| Request |
Beneath this sentence is a set of records; write each of them out exactly.

| Record excerpts |
◇ ◇ ◇ ◇ ◇

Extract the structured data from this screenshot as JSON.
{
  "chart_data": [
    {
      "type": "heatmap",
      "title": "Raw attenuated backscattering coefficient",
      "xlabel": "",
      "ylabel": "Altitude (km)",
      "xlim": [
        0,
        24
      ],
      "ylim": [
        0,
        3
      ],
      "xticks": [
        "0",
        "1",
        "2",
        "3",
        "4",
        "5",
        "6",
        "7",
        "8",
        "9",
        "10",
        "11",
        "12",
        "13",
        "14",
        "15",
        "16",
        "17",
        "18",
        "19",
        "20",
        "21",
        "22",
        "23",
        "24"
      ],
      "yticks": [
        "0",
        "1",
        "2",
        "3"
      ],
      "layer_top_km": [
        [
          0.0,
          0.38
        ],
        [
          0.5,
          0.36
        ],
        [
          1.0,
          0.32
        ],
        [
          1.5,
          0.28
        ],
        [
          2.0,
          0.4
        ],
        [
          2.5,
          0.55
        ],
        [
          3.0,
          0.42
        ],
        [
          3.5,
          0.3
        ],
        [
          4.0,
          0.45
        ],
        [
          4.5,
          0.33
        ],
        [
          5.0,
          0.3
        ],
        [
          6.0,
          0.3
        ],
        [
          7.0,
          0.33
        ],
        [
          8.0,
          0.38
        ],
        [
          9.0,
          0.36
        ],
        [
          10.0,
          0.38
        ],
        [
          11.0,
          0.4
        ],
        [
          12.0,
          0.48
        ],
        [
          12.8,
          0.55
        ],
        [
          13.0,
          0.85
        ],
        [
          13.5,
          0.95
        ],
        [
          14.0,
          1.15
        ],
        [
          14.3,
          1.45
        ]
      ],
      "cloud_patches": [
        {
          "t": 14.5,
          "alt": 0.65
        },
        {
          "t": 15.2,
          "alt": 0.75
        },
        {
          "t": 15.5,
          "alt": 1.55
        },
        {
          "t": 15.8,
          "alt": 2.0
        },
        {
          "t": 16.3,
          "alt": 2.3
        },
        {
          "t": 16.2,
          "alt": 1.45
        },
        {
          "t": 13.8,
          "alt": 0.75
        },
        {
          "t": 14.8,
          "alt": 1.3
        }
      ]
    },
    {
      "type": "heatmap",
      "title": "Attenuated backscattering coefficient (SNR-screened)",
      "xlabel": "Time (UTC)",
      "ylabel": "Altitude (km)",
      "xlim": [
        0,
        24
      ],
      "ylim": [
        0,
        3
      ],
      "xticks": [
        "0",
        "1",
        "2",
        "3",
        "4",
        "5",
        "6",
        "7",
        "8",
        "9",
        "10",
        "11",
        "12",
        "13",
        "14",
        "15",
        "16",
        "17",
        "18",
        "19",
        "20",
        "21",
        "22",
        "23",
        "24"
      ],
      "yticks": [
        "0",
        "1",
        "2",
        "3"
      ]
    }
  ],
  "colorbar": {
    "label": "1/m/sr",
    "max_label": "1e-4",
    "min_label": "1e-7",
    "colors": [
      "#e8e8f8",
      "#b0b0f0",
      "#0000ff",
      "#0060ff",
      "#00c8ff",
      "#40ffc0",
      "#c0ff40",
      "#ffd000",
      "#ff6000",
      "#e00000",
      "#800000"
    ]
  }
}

◇ ◇ ◇ ◇ ◇

| Complete answer |
Extract the structured data from this screenshot as JSON.
{
  "chart_data": [
    {
      "type": "heatmap",
      "title": "Raw attenuated backscattering coefficient",
      "xlabel": "",
      "ylabel": "Altitude (km)",
      "xlim": [
        0,
        24
      ],
      "ylim": [
        0,
        3
      ],
      "xticks": [
        "0",
        "1",
        "2",
        "3",
        "4",
        "5",
        "6",
        "7",
        "8",
        "9",
        "10",
        "11",
        "12",
        "13",
        "14",
        "15",
        "16",
        "17",
        "18",
        "19",
        "20",
        "21",
        "22",
        "23",
        "24"
      ],
      "yticks": [
        "0",
        "1",
        "2",
        "3"
      ],
      "layer_top_km": [
        [
          0.0,
          0.38
        ],
        [
          0.5,
          0.36
        ],
        [
          1.0,
          0.32
        ],
        [
          1.5,
          0.28
        ],
        [
          2.0,
          0.4
        ],
        [
          2.5,
          0.55
        ],
        [
          3.0,
          0.42
        ],
        [
          3.5,
          0.3
        ],
        [
          4.0,
          0.45
        ],
        [
          4.5,
          0.33
        ],
        [
          5.0,
          0.3
        ],
        [
          6.0,
          0.3
        ],
        [
          7.0,
          0.33
        ],
        [
          8.0,
          0.38
        ],
        [
          9.0,
          0.36
        ],
        [
          10.0,
          0.38
        ],
        [
          11.0,
          0.4
        ],
        [
          12.0,
          0.48
        ],
        [
          12.8,
          0.55
        ],
        [
          13.0,
          0.85
        ],
        [
          13.5,
          0.95
        ],
        [
          14.0,
          1.15
        ],
        [
          14.3,
          1.45
        ]
      ],
      "cloud_patches": [
        {
          "t": 14.5,
          "alt": 0.65
        },
        {
          "t": 15.2,
          "alt": 0.75
        },
        {
          "t": 15.5,
          "alt": 1.55
        },
        {
          "t": 15.8,
          "alt": 2.0
        },
        {
          "t": 16.3,
          "alt": 2.3
        },
        {
          "t": 16.2,
          "alt": 1.45
        },
        {
          "t": 13.8,
          "alt": 0.75
        },
        {
          "t": 14.8,
          "alt": 1.3
        }
      ]
    },
    {
      "type": "heatmap",
      "title": "Attenuated backscattering coefficient (SNR-screened)",
      "xlabel": "Time (UTC)",
      "ylabel": "Altitude (km)",
      "xlim": [
        0,
        24
      ],
      "ylim": [
        0,
        3
      ],
      "xticks": [
        "0",
        "1",
        "2",
        "3",
        "4",
        "5",
        "6",
        "7",
        "8",
        "9",
        "10",
        "11",
        "12",
        "13",
        "14",
        "15",
        "16",
        "17",
        "18",
        "19",
        "20",
        "21",
        "22",
        "23",
        "24"
      ],
      "yticks": [
        "0",
        "1",
        "2",
        "3"
      ]
    }
  ],
  "colorbar": {
    "label": "1/m/sr",
    "max_label": "1e-4",
    "min_label": "1e-7",
    "colors": [
      "#e8e8f8",
      "#b0b0f0",
      "#0000ff",
      "#0060ff",
      "#00c8ff",
      "#40ffc0",
      "#c0ff40",
      "#ffd000",
      "#ff6000",
      "#e00000",
      "#800000"
    ]
  }
}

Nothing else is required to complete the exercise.